╭──

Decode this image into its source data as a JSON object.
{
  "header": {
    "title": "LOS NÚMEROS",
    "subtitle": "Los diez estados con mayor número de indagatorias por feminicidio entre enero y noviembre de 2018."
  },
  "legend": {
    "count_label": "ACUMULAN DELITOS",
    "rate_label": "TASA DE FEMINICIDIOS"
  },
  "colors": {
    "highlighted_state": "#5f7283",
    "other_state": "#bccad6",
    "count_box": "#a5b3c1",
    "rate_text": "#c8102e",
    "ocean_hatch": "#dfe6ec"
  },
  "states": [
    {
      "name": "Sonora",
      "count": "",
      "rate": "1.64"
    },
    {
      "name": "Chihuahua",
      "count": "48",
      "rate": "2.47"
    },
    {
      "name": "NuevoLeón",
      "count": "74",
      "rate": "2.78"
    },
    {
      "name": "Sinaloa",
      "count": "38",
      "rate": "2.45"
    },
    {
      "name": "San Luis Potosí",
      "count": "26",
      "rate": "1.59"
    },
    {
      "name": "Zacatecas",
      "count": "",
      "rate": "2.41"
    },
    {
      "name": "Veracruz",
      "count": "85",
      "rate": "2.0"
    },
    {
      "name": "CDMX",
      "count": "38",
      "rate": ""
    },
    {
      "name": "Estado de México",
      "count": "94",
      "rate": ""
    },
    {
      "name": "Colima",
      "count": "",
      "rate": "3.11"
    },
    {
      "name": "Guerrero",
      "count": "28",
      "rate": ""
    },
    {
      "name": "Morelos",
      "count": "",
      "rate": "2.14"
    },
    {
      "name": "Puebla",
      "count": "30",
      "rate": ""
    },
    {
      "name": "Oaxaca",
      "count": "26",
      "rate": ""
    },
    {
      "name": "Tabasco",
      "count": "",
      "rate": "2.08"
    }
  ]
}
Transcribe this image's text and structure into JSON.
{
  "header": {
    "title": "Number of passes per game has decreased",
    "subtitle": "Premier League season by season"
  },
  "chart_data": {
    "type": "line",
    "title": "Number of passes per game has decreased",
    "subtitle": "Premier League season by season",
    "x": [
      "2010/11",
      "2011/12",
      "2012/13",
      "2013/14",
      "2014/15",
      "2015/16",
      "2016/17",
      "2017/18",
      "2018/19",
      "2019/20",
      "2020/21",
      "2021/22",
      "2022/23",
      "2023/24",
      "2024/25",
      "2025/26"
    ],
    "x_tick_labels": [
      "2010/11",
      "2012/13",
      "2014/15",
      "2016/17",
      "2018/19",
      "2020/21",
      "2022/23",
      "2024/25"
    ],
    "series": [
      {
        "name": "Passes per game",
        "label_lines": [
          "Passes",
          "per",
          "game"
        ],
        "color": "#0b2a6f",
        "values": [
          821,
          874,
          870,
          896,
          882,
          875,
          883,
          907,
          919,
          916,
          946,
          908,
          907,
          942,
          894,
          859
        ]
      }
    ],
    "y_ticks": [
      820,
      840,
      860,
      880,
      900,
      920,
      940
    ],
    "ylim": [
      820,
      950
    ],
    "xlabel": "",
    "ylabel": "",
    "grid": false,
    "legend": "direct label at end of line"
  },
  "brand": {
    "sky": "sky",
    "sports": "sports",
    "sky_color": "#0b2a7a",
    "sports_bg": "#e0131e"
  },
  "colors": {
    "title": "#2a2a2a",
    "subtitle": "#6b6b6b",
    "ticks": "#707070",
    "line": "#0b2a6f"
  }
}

╰──

- _What the exercise asks_
Using the listing above, reproduce each line without omission.

- _Answer to this task_
Decode this image into its source data as a JSON object.
{
  "header": {
    "title": "LOS NÚMEROS",
    "subtitle": "Los diez estados con mayor número de indagatorias por feminicidio entre enero y noviembre de 2018."
  },
  "legend": {
    "count_label": "ACUMULAN DELITOS",
    "rate_label": "TASA DE FEMINICIDIOS"
  },
  "colors": {
    "highlighted_state": "#5f7283",
    "other_state": "#bccad6",
    "count_box": "#a5b3c1",
    "rate_text": "#c8102e",
    "ocean_hatch": "#dfe6ec"
  },
  "states": [
    {
      "name": "Sonora",
      "count": "",
      "rate": "1.64"
    },
    {
      "name": "Chihuahua",
      "count": "48",
      "rate": "2.47"
    },
    {
      "name": "NuevoLeón",
      "count": "74",
      "rate": "2.78"
    },
    {
      "name": "Sinaloa",
      "count": "38",
      "rate": "2.45"
    },
    {
      "name": "San Luis Potosí",
      "count": "26",
      "rate": "1.59"
    },
    {
      "name": "Zacatecas",
      "count": "",
      "rate": "2.41"
    },
    {
      "name": "Veracruz",
      "count": "85",
      "rate": "2.0"
    },
    {
      "name": "CDMX",
      "count": "38",
      "rate": ""
    },
    {
      "name": "Estado de México",
      "count": "94",
      "rate": ""
    },
    {
      "name": "Colima",
      "count": "",
      "rate": "3.11"
    },
    {
      "name": "Guerrero",
      "count": "28",
      "rate": ""
    },
    {
      "name": "Morelos",
      "count": "",
      "rate": "2.14"
    },
    {
      "name": "Puebla",
      "count": "30",
      "rate": ""
    },
    {
      "name": "Oaxaca",
      "count": "26",
      "rate": ""
    },
    {
      "name": "Tabasco",
      "count": "",
      "rate": "2.08"
    }
  ]
}
Transcribe this image's text and structure into JSON.
{
  "header": {
    "title": "Number of passes per game has decreased",
    "subtitle": "Premier League season by season"
  },
  "chart_data": {
    "type": "line",
    "title": "Number of passes per game has decreased",
    "subtitle": "Premier League season by season",
    "x": [
      "2010/11",
      "2011/12",
      "2012/13",
      "2013/14",
      "2014/15",
      "2015/16",
      "2016/17",
      "2017/18",
      "2018/19",
      "2019/20",
      "2020/21",
      "2021/22",
      "2022/23",
      "2023/24",
      "2024/25",
      "2025/26"
    ],
    "x_tick_labels": [
      "2010/11",
      "2012/13",
      "2014/15",
      "2016/17",
      "2018/19",
      "2020/21",
      "2022/23",
      "2024/25"
    ],
    "series": [
      {
        "name": "Passes per game",
        "label_lines": [
          "Passes",
          "per",
          "game"
        ],
        "color": "#0b2a6f",
        "values": [
          821,
          874,
          870,
          896,
          882,
          875,
          883,
          907,
          919,
          916,
          946,
          908,
          907,
          942,
          894,
          859
        ]
      }
    ],
    "y_ticks": [
      820,
      840,
      860,
      880,
      900,
      920,
      940
    ],
    "ylim": [
      820,
      950
    ],
    "xlabel": "",
    "ylabel": "",
    "grid": false,
    "legend": "direct label at end of line"
  },
  "brand": {
    "sky": "sky",
    "sports": "sports",
    "sky_color": "#0b2a7a",
    "sports_bg": "#e0131e"
  },
  "colors": {
    "title": "#2a2a2a",
    "subtitle": "#6b6b6b",
    "ticks": "#707070",
    "line": "#0b2a6f"
  }
}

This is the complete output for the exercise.